**CHALLENGE:** Restate the whole of the material. Keep every word, and drop the pictures.

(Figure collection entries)

════════

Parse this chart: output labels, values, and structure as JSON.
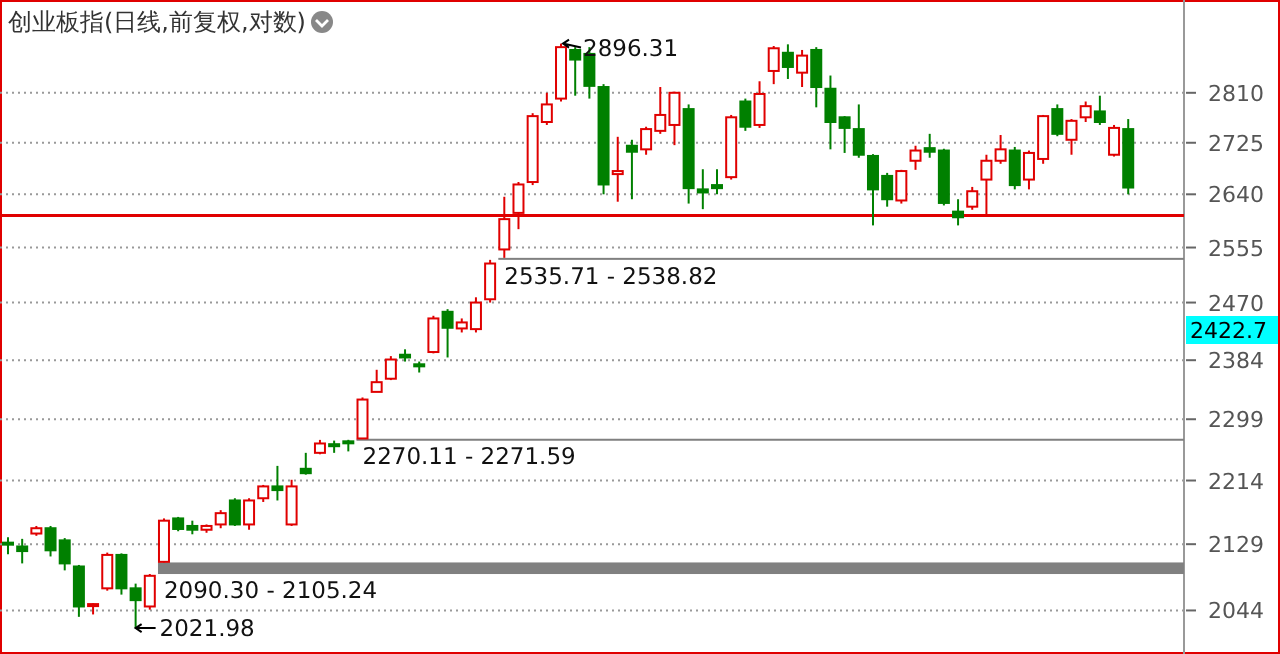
{
  "chart_data": {
    "type": "candlestick",
    "title": "创业板指(日线,前复权,对数)",
    "categories": [
      null,
      null,
      null,
      null,
      null,
      null,
      null,
      null,
      null,
      null,
      null,
      null,
      null,
      null,
      null,
      null,
      null,
      null,
      null,
      null,
      null,
      null,
      null,
      null,
      null,
      null,
      null,
      null,
      null,
      null,
      null,
      null,
      null,
      null,
      null,
      null,
      null,
      null,
      null,
      null,
      null,
      null,
      null,
      null,
      null,
      null,
      null,
      null,
      null,
      null,
      null,
      null,
      null,
      null,
      null,
      null,
      null,
      null,
      null,
      null,
      null,
      null,
      null,
      null,
      null,
      null,
      null,
      null,
      null,
      null,
      null,
      null,
      null,
      null,
      null,
      null,
      null,
      null,
      null,
      null
    ],
    "ohlc": [
      [
        2131,
        2138,
        2116,
        2129
      ],
      [
        2126,
        2136,
        2104,
        2120
      ],
      [
        2143,
        2153,
        2140,
        2150
      ],
      [
        2150,
        2153,
        2113,
        2121
      ],
      [
        2134,
        2137,
        2095,
        2104
      ],
      [
        2100,
        2102,
        2036,
        2049
      ],
      [
        2050,
        2053,
        2039,
        2052
      ],
      [
        2072,
        2118,
        2069,
        2115
      ],
      [
        2115,
        2117,
        2064,
        2072
      ],
      [
        2072,
        2078,
        2021.98,
        2057
      ],
      [
        2049,
        2090.3,
        2045,
        2088
      ],
      [
        2106,
        2163,
        2105.24,
        2160
      ],
      [
        2163,
        2165,
        2146,
        2149
      ],
      [
        2153,
        2160,
        2142,
        2148
      ],
      [
        2148,
        2155,
        2144,
        2153
      ],
      [
        2155,
        2174,
        2150,
        2170
      ],
      [
        2187,
        2190,
        2153,
        2155
      ],
      [
        2155,
        2190,
        2148,
        2187
      ],
      [
        2190,
        2208,
        2185,
        2206
      ],
      [
        2206,
        2234,
        2187,
        2201
      ],
      [
        2155,
        2215,
        2153,
        2206
      ],
      [
        2230,
        2252,
        2222,
        2224
      ],
      [
        2252,
        2270,
        2250,
        2265
      ],
      [
        2264,
        2269,
        2252,
        2262
      ],
      [
        2268,
        2270.11,
        2254,
        2266
      ],
      [
        2272,
        2330,
        2271.59,
        2327
      ],
      [
        2338,
        2370,
        2338,
        2352
      ],
      [
        2357,
        2390,
        2355,
        2385
      ],
      [
        2392,
        2400,
        2382,
        2388
      ],
      [
        2378,
        2382,
        2366,
        2375
      ],
      [
        2396,
        2450,
        2394,
        2446
      ],
      [
        2456,
        2460,
        2388,
        2432
      ],
      [
        2431,
        2446,
        2425,
        2440
      ],
      [
        2430,
        2478,
        2425,
        2470
      ],
      [
        2475,
        2535.71,
        2470,
        2530
      ],
      [
        2552,
        2636,
        2538.82,
        2600
      ],
      [
        2610,
        2660,
        2584,
        2656
      ],
      [
        2660,
        2775,
        2655,
        2770
      ],
      [
        2760,
        2810,
        2755,
        2790
      ],
      [
        2800,
        2896.31,
        2795,
        2890
      ],
      [
        2885,
        2890,
        2805,
        2868
      ],
      [
        2878,
        2890,
        2800,
        2822
      ],
      [
        2820,
        2825,
        2640,
        2656
      ],
      [
        2673,
        2735,
        2628,
        2678
      ],
      [
        2720,
        2730,
        2632,
        2710
      ],
      [
        2714,
        2752,
        2705,
        2748
      ],
      [
        2745,
        2820,
        2740,
        2772
      ],
      [
        2755,
        2812,
        2721,
        2810
      ],
      [
        2782,
        2790,
        2625,
        2650
      ],
      [
        2648,
        2681,
        2616,
        2643
      ],
      [
        2655,
        2681,
        2640,
        2650
      ],
      [
        2668,
        2772,
        2664,
        2768
      ],
      [
        2795,
        2800,
        2745,
        2752
      ],
      [
        2755,
        2830,
        2750,
        2808
      ],
      [
        2848,
        2892,
        2825,
        2888
      ],
      [
        2880,
        2895,
        2834,
        2855
      ],
      [
        2845,
        2885,
        2820,
        2875
      ],
      [
        2885,
        2890,
        2785,
        2820
      ],
      [
        2817,
        2840,
        2714,
        2760
      ],
      [
        2768,
        2770,
        2708,
        2750
      ],
      [
        2748,
        2790,
        2700,
        2705
      ],
      [
        2703,
        2706,
        2590,
        2648
      ],
      [
        2670,
        2675,
        2620,
        2632
      ],
      [
        2630,
        2680,
        2625,
        2678
      ],
      [
        2695,
        2720,
        2680,
        2712
      ],
      [
        2716,
        2740,
        2700,
        2710
      ],
      [
        2712,
        2715,
        2622,
        2626
      ],
      [
        2612,
        2632,
        2590,
        2603
      ],
      [
        2620,
        2652,
        2615,
        2645
      ],
      [
        2664,
        2705,
        2604,
        2695
      ],
      [
        2695,
        2738,
        2690,
        2714
      ],
      [
        2712,
        2718,
        2648,
        2655
      ],
      [
        2664,
        2712,
        2648,
        2708
      ],
      [
        2698,
        2772,
        2690,
        2770
      ],
      [
        2782,
        2790,
        2736,
        2740
      ],
      [
        2730,
        2765,
        2705,
        2762
      ],
      [
        2768,
        2795,
        2760,
        2787
      ],
      [
        2778,
        2805,
        2755,
        2760
      ],
      [
        2705,
        2755,
        2702,
        2750
      ],
      [
        2748,
        2765,
        2640,
        2651
      ]
    ],
    "log": true,
    "ylim": [
      1990,
      2975
    ],
    "yticks": [
      2044,
      2129,
      2214,
      2299,
      2384,
      2470,
      2555,
      2640,
      2725,
      2810
    ],
    "grid": "y",
    "tick_labels": "y",
    "ref_lines": [
      {
        "axis": "y",
        "value": 2606,
        "color": "#e00000"
      }
    ],
    "bands": [
      {
        "axis": "y",
        "from": 2090.3,
        "to": 2105.24,
        "label": "2090.30 - 2105.24",
        "color": "#808080"
      },
      {
        "axis": "y",
        "from": 2270.11,
        "to": 2271.59,
        "label": "2270.11 - 2271.59",
        "color": "#808080"
      },
      {
        "axis": "y",
        "from": 2535.71,
        "to": 2538.82,
        "label": "2535.71 - 2538.82",
        "color": "#808080"
      }
    ],
    "annotations": [
      "2896.31",
      "2021.98",
      "2422.7"
    ]
  }
}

════════

**RESPONSE TO THE EXERCISE:**
Parse this chart: output labels, values, and structure as JSON.
{
  "chart_data": {
    "type": "candlestick",
    "title": "创业板指(日线,前复权,对数)",
    "categories": [
      null,
      null,
      null,
      null,
      null,
      null,
      null,
      null,
      null,
      null,
      null,
      null,
      null,
      null,
      null,
      null,
      null,
      null,
      null,
      null,
      null,
      null,
      null,
      null,
      null,
      null,
      null,
      null,
      null,
      null,
      null,
      null,
      null,
      null,
      null,
      null,
      null,
      null,
      null,
      null,
      null,
      null,
      null,
      null,
      null,
      null,
      null,
      null,
      null,
      null,
      null,
      null,
      null,
      null,
      null,
      null,
      null,
      null,
      null,
      null,
      null,
      null,
      null,
      null,
      null,
      null,
      null,
      null,
      null,
      null,
      null,
      null,
      null,
      null,
      null,
      null,
      null,
      null,
      null,
      null
    ],
    "ohlc": [
      [
        2131,
        2138,
        2116,
        2129
      ],
      [
        2126,
        2136,
        2104,
        2120
      ],
      [
        2143,
        2153,
        2140,
        2150
      ],
      [
        2150,
        2153,
        2113,
        2121
      ],
      [
        2134,
        2137,
        2095,
        2104
      ],
      [
        2100,
        2102,
        2036,
        2049
      ],
      [
        2050,
        2053,
        2039,
        2052
      ],
      [
        2072,
        2118,
        2069,
        2115
      ],
      [
        2115,
        2117,
        2064,
        2072
      ],
      [
        2072,
        2078,
        2021.98,
        2057
      ],
      [
        2049,
        2090.3,
        2045,
        2088
      ],
      [
        2106,
        2163,
        2105.24,
        2160
      ],
      [
        2163,
        2165,
        2146,
        2149
      ],
      [
        2153,
        2160,
        2142,
        2148
      ],
      [
        2148,
        2155,
        2144,
        2153
      ],
      [
        2155,
        2174,
        2150,
        2170
      ],
      [
        2187,
        2190,
        2153,
        2155
      ],
      [
        2155,
        2190,
        2148,
        2187
      ],
      [
        2190,
        2208,
        2185,
        2206
      ],
      [
        2206,
        2234,
        2187,
        2201
      ],
      [
        2155,
        2215,
        2153,
        2206
      ],
      [
        2230,
        2252,
        2222,
        2224
      ],
      [
        2252,
        2270,
        2250,
        2265
      ],
      [
        2264,
        2269,
        2252,
        2262
      ],
      [
        2268,
        2270.11,
        2254,
        2266
      ],
      [
        2272,
        2330,
        2271.59,
        2327
      ],
      [
        2338,
        2370,
        2338,
        2352
      ],
      [
        2357,
        2390,
        2355,
        2385
      ],
      [
        2392,
        2400,
        2382,
        2388
      ],
      [
        2378,
        2382,
        2366,
        2375
      ],
      [
        2396,
        2450,
        2394,
        2446
      ],
      [
        2456,
        2460,
        2388,
        2432
      ],
      [
        2431,
        2446,
        2425,
        2440
      ],
      [
        2430,
        2478,
        2425,
        2470
      ],
      [
        2475,
        2535.71,
        2470,
        2530
      ],
      [
        2552,
        2636,
        2538.82,
        2600
      ],
      [
        2610,
        2660,
        2584,
        2656
      ],
      [
        2660,
        2775,
        2655,
        2770
      ],
      [
        2760,
        2810,
        2755,
        2790
      ],
      [
        2800,
        2896.31,
        2795,
        2890
      ],
      [
        2885,
        2890,
        2805,
        2868
      ],
      [
        2878,
        2890,
        2800,
        2822
      ],
      [
        2820,
        2825,
        2640,
        2656
      ],
      [
        2673,
        2735,
        2628,
        2678
      ],
      [
        2720,
        2730,
        2632,
        2710
      ],
      [
        2714,
        2752,
        2705,
        2748
      ],
      [
        2745,
        2820,
        2740,
        2772
      ],
      [
        2755,
        2812,
        2721,
        2810
      ],
      [
        2782,
        2790,
        2625,
        2650
      ],
      [
        2648,
        2681,
        2616,
        2643
      ],
      [
        2655,
        2681,
        2640,
        2650
      ],
      [
        2668,
        2772,
        2664,
        2768
      ],
      [
        2795,
        2800,
        2745,
        2752
      ],
      [
        2755,
        2830,
        2750,
        2808
      ],
      [
        2848,
        2892,
        2825,
        2888
      ],
      [
        2880,
        2895,
        2834,
        2855
      ],
      [
        2845,
        2885,
        2820,
        2875
      ],
      [
        2885,
        2890,
        2785,
        2820
      ],
      [
        2817,
        2840,
        2714,
        2760
      ],
      [
        2768,
        2770,
        2708,
        2750
      ],
      [
        2748,
        2790,
        2700,
        2705
      ],
      [
        2703,
        2706,
        2590,
        2648
      ],
      [
        2670,
        2675,
        2620,
        2632
      ],
      [
        2630,
        2680,
        2625,
        2678
      ],
      [
        2695,
        2720,
        2680,
        2712
      ],
      [
        2716,
        2740,
        2700,
        2710
      ],
      [
        2712,
        2715,
        2622,
        2626
      ],
      [
        2612,
        2632,
        2590,
        2603
      ],
      [
        2620,
        2652,
        2615,
        2645
      ],
      [
        2664,
        2705,
        2604,
        2695
      ],
      [
        2695,
        2738,
        2690,
        2714
      ],
      [
        2712,
        2718,
        2648,
        2655
      ],
      [
        2664,
        2712,
        2648,
        2708
      ],
      [
        2698,
        2772,
        2690,
        2770
      ],
      [
        2782,
        2790,
        2736,
        2740
      ],
      [
        2730,
        2765,
        2705,
        2762
      ],
      [
        2768,
        2795,
        2760,
        2787
      ],
      [
        2778,
        2805,
        2755,
        2760
      ],
      [
        2705,
        2755,
        2702,
        2750
      ],
      [
        2748,
        2765,
        2640,
        2651
      ]
    ],
    "log": true,
    "ylim": [
      1990,
      2975
    ],
    "yticks": [
      2044,
      2129,
      2214,
      2299,
      2384,
      2470,
      2555,
      2640,
      2725,
      2810
    ],
    "grid": "y",
    "tick_labels": "y",
    "ref_lines": [
      {
        "axis": "y",
        "value": 2606,
        "color": "#e00000"
      }
    ],
    "bands": [
      {
        "axis": "y",
        "from": 2090.3,
        "to": 2105.24,
        "label": "2090.30 - 2105.24",
        "color": "#808080"
      },
      {
        "axis": "y",
        "from": 2270.11,
        "to": 2271.59,
        "label": "2270.11 - 2271.59",
        "color": "#808080"
      },
      {
        "axis": "y",
        "from": 2535.71,
        "to": 2538.82,
        "label": "2535.71 - 2538.82",
        "color": "#808080"
      }
    ],
    "annotations": [
      "2896.31",
      "2021.98",
      "2422.7"
    ]
  }
}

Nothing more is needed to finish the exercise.